• [PASSAGE TO READ]

= = =

The air attack was repelled by aviation, anti-aircraft missile troops, electronic warfare units, and mobile fire groups of the Air Force and Defense Forces of Ukraine.
As of 09:30, 114 Shahed attack UAVs and other types of drones have been confirmed shot down in the south, north, and center of the country.
81 enemy drone simulators — lost in location (without negative consequences).
The Odesa, Khmelnytskyi, Sumy, and Kyiv regions were affected by the Russian attack.
Combat Operations in the Russian Federation
Kursk Salient: The Institute for the Study of War (ISW), a US based think tank, in its Mar 20 Russian Offensive Campaign Assessment reported that Russian forces continued to advance in Kursk Oblast.
Assessed Russian advances: Geolocated footage published on Mar 19 indicates that Russian forces recently advanced in northern Rubanshchina (west of Sudzha) and in a forested area southeast of Gogolevka (immediately west of Rubanshchina).
Belgorod Incursion: Ukrainian forces recently marginally advanced in western Belgorod Oblast.
Geolocated footage published on Mar 19 indicates that Ukrainian forces recently marginally advanced northwest of Prilesye (northwest of Belgorod City along the international border). Russian milbloggers published maps acknowledging Ukrainian advances in the field southwest of Demidovka (north of Prilesye), indicating that Ukrainian forces recently advanced in the area.
The Khortytsia operational-strategic group
(Responsible for the northeastern part of Ukraine. )
Sumy Sector: Russian forces continued ground attacks against Ukrainian positions near Basivka, Sumy Oblast on Mar 19 and 20.
Toretsk Sector: Russian forces recently advanced in the Toretsk direction.

= = =

• [PROVIDED DATA]
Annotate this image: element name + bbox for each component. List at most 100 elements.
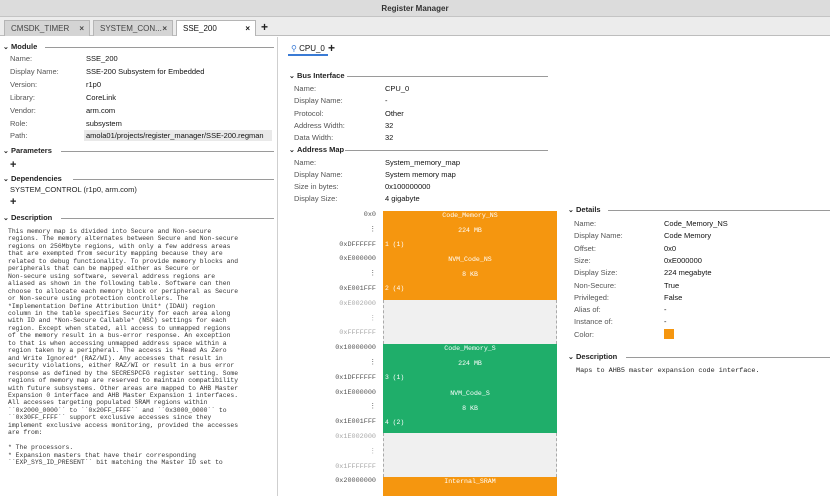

= = =

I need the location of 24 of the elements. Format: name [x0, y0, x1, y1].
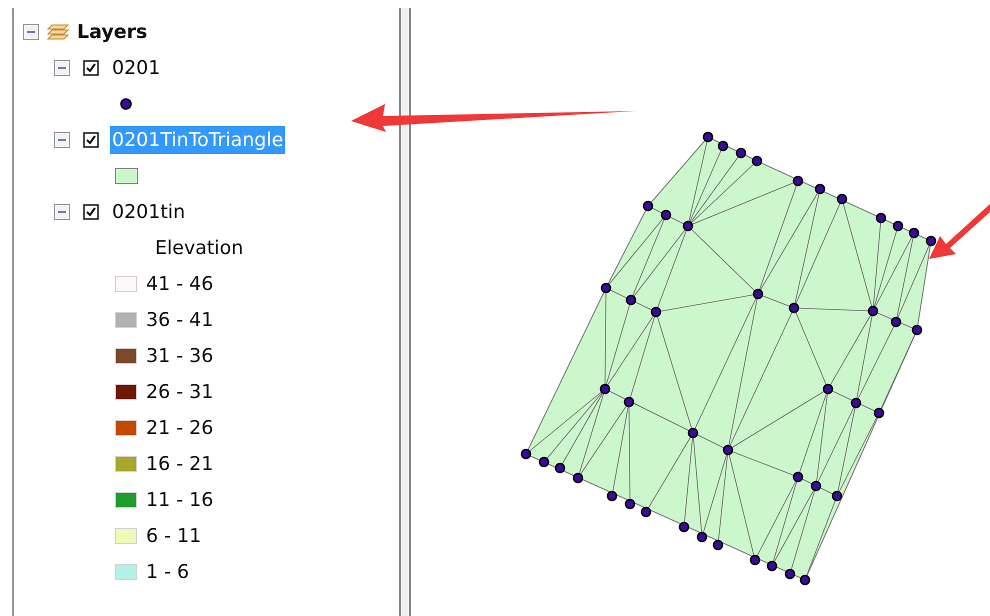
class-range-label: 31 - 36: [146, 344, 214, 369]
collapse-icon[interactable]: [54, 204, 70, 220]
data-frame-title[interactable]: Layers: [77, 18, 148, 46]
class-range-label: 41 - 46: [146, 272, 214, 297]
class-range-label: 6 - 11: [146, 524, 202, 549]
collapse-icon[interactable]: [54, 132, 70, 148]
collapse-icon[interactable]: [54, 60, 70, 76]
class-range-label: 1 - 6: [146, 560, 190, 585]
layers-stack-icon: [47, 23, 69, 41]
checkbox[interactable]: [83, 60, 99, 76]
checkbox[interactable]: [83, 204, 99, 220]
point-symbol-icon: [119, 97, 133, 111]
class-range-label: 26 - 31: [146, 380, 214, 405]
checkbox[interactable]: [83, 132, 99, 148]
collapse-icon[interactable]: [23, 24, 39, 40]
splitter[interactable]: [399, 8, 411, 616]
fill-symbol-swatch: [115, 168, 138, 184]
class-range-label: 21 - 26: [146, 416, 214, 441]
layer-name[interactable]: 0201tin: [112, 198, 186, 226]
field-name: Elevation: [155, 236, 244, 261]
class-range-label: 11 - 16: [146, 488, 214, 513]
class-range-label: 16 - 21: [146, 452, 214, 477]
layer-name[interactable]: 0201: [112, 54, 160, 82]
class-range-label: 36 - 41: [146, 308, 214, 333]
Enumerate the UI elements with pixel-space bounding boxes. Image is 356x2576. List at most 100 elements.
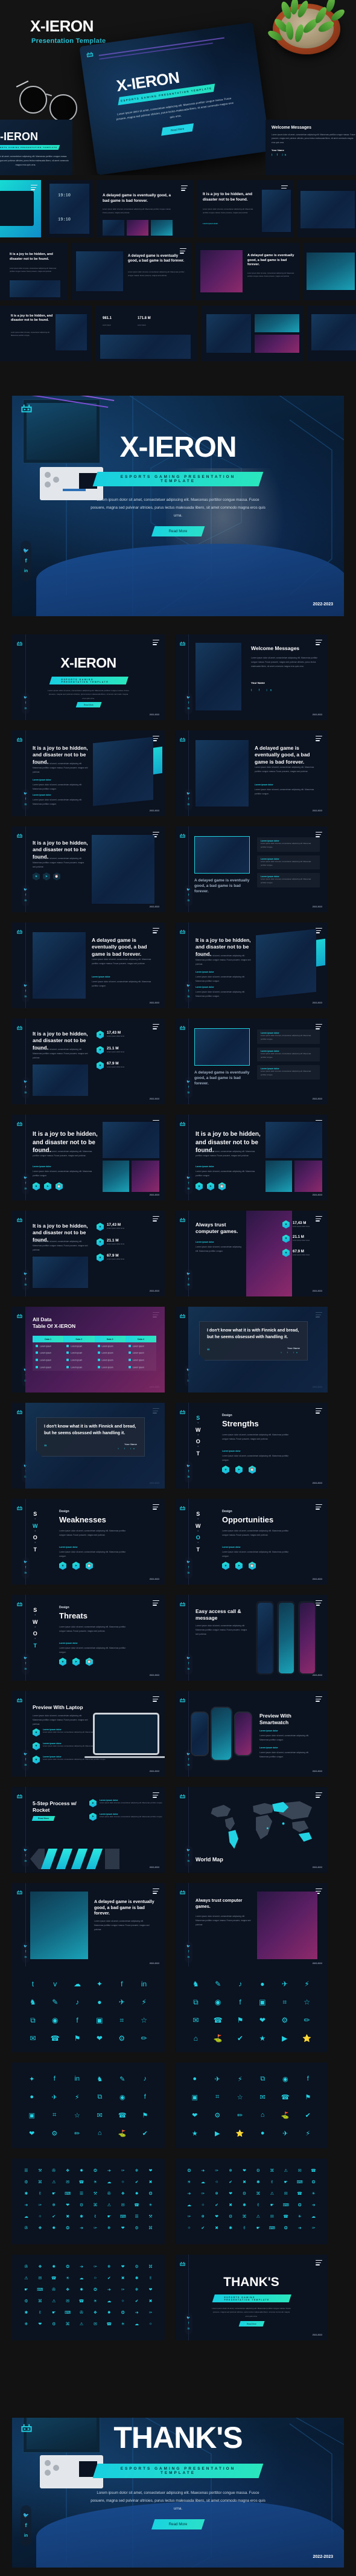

= = =

• [PROBLEM DESCRIPTION]
Please say whether each statement agrees with the war update above, answering yes or no and quoting the update's deciding words exactly: (a) As of 09:30, 114 Shahed attack UAVs and other drones were confirmed shot down. (b) The ISW assessment cited is dated March 19. (c) Ukrainian forces advanced in western Belgorod Oblast.

• [EXERCISE RESPONSE]
(a) Yes: "As of 09:30, 114 Shahed attack UAVs and other types of drones have been confirmed shot down"
(b) No: "in its Mar 20 Russian Offensive Campaign Assessment"
(c) Yes: "Ukrainian forces recently marginally advanced in western Belgorod Oblast."